(Work request) This exercise asks for the entries to be repeated exactly, without their images.

Segment Open

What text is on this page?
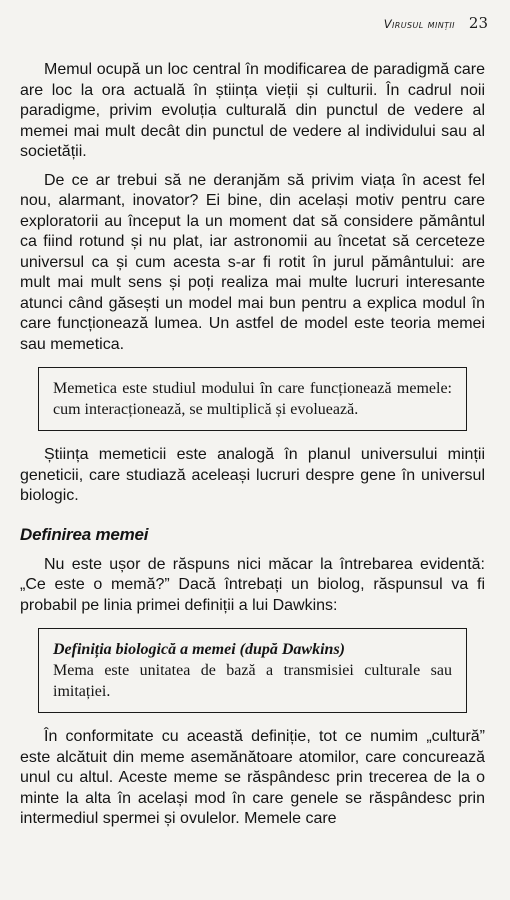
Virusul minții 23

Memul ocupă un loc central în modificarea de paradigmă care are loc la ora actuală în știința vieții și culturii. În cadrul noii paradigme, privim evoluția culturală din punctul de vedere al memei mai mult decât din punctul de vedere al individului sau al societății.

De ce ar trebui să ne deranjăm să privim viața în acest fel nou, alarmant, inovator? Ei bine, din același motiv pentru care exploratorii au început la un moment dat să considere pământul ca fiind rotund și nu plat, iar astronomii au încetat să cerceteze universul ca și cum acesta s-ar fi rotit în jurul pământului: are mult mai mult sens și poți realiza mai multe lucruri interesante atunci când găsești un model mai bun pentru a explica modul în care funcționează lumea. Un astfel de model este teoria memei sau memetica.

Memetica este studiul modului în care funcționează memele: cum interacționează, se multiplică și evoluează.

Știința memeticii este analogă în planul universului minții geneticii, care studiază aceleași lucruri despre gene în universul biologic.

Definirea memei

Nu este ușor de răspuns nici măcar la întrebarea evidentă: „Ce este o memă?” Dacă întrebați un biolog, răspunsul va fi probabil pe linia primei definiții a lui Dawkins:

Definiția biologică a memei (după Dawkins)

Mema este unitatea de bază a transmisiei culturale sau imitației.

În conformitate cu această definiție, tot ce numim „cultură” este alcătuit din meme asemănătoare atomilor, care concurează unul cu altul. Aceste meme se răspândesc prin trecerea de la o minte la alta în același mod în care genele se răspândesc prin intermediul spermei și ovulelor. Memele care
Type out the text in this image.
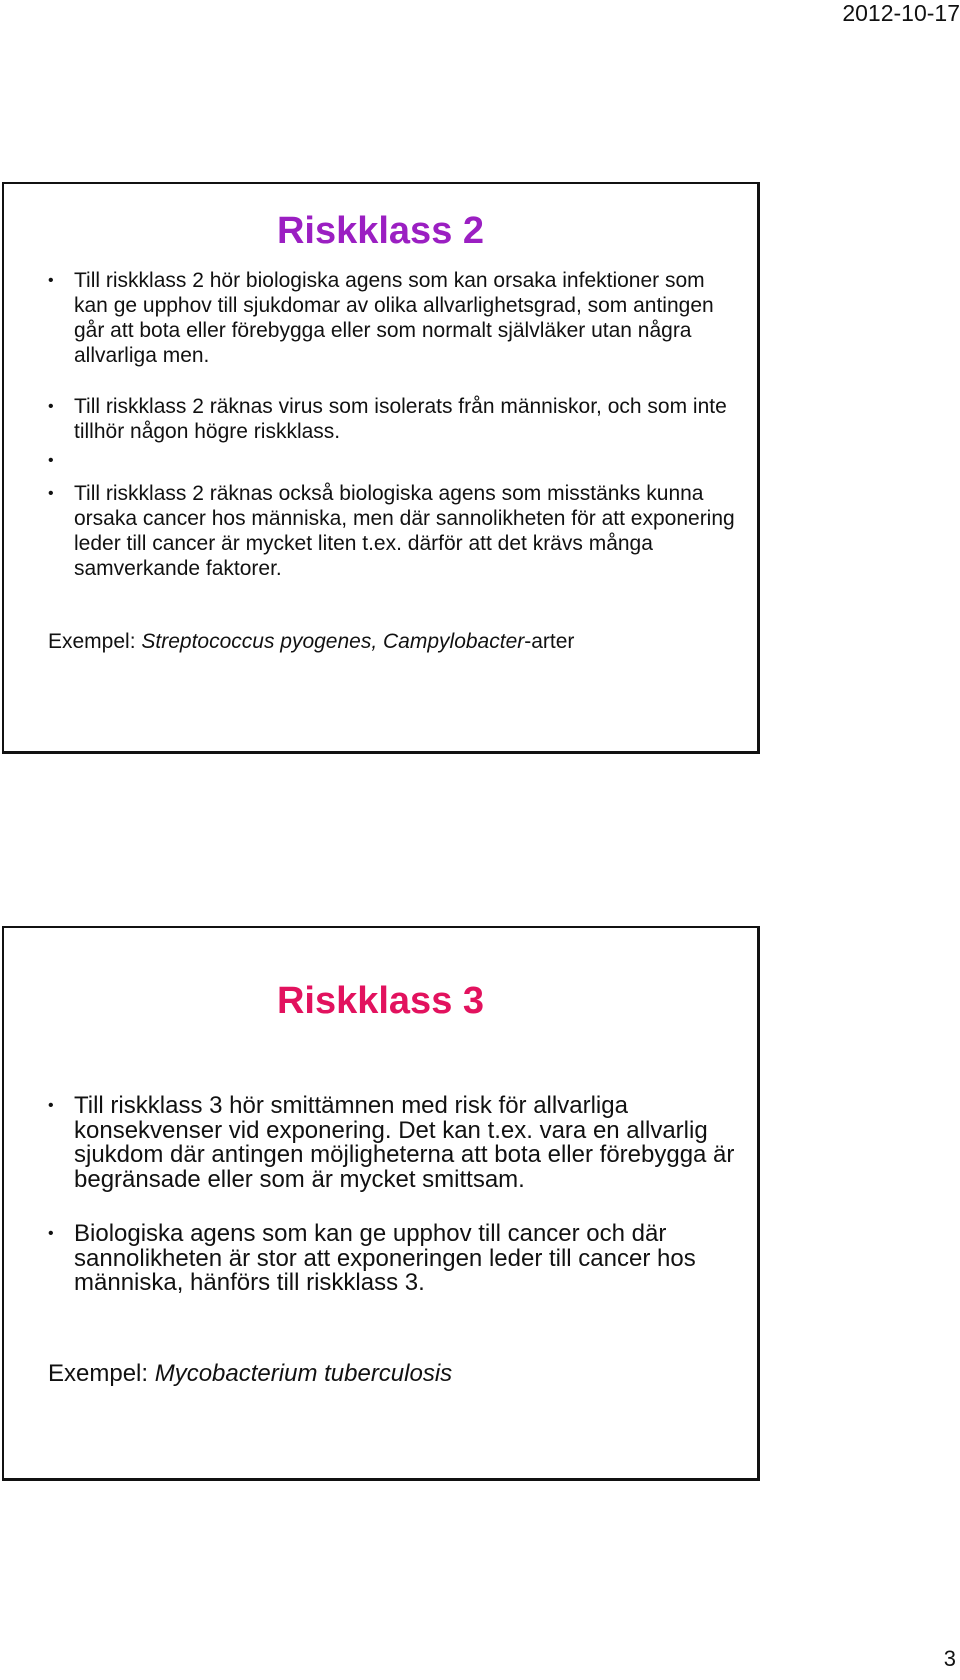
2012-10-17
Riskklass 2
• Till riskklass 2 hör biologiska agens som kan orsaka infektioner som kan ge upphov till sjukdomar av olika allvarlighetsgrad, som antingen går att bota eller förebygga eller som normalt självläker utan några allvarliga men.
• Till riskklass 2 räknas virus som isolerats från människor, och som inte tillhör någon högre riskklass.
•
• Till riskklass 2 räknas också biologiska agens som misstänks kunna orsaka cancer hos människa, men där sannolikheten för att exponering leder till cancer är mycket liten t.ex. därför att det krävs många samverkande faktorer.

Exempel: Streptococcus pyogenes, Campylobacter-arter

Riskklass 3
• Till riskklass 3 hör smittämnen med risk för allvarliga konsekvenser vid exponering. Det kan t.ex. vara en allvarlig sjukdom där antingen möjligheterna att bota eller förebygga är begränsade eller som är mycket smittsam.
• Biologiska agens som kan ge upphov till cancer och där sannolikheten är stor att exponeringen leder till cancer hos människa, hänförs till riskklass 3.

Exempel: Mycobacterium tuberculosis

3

Segment Closed

(Task output)
What text is on this page?
Virusul minții 23

Memul ocupă un loc central în modificarea de paradigmă care are loc la ora actuală în știința vieții și culturii. În cadrul noii paradigme, privim evoluția culturală din punctul de vedere al memei mai mult decât din punctul de vedere al individului sau al societății.

De ce ar trebui să ne deranjăm să privim viața în acest fel nou, alarmant, inovator? Ei bine, din același motiv pentru care exploratorii au început la un moment dat să considere pământul ca fiind rotund și nu plat, iar astronomii au încetat să cerceteze universul ca și cum acesta s-ar fi rotit în jurul pământului: are mult mai mult sens și poți realiza mai multe lucruri interesante atunci când găsești un model mai bun pentru a explica modul în care funcționează lumea. Un astfel de model este teoria memei sau memetica.

Memetica este studiul modului în care funcționează memele: cum interacționează, se multiplică și evoluează.

Știința memeticii este analogă în planul universului minții geneticii, care studiază aceleași lucruri despre gene în universul biologic.

Definirea memei

Nu este ușor de răspuns nici măcar la întrebarea evidentă: „Ce este o memă?” Dacă întrebați un biolog, răspunsul va fi probabil pe linia primei definiții a lui Dawkins:

Definiția biologică a memei (după Dawkins)

Mema este unitatea de bază a transmisiei culturale sau imitației.

În conformitate cu această definiție, tot ce numim „cultură” este alcătuit din meme asemănătoare atomilor, care concurează unul cu altul. Aceste meme se răspândesc prin trecerea de la o minte la alta în același mod în care genele se răspândesc prin intermediul spermei și ovulelor. Memele care
Type out the text in this image.
2012-10-17
Riskklass 2
• Till riskklass 2 hör biologiska agens som kan orsaka infektioner som kan ge upphov till sjukdomar av olika allvarlighetsgrad, som antingen går att bota eller förebygga eller som normalt självläker utan några allvarliga men.
• Till riskklass 2 räknas virus som isolerats från människor, och som inte tillhör någon högre riskklass.
•
• Till riskklass 2 räknas också biologiska agens som misstänks kunna orsaka cancer hos människa, men där sannolikheten för att exponering leder till cancer är mycket liten t.ex. därför att det krävs många samverkande faktorer.

Exempel: Streptococcus pyogenes, Campylobacter-arter

Riskklass 3
• Till riskklass 3 hör smittämnen med risk för allvarliga konsekvenser vid exponering. Det kan t.ex. vara en allvarlig sjukdom där antingen möjligheterna att bota eller förebygga är begränsade eller som är mycket smittsam.
• Biologiska agens som kan ge upphov till cancer och där sannolikheten är stor att exponeringen leder till cancer hos människa, hänförs till riskklass 3.

Exempel: Mycobacterium tuberculosis

3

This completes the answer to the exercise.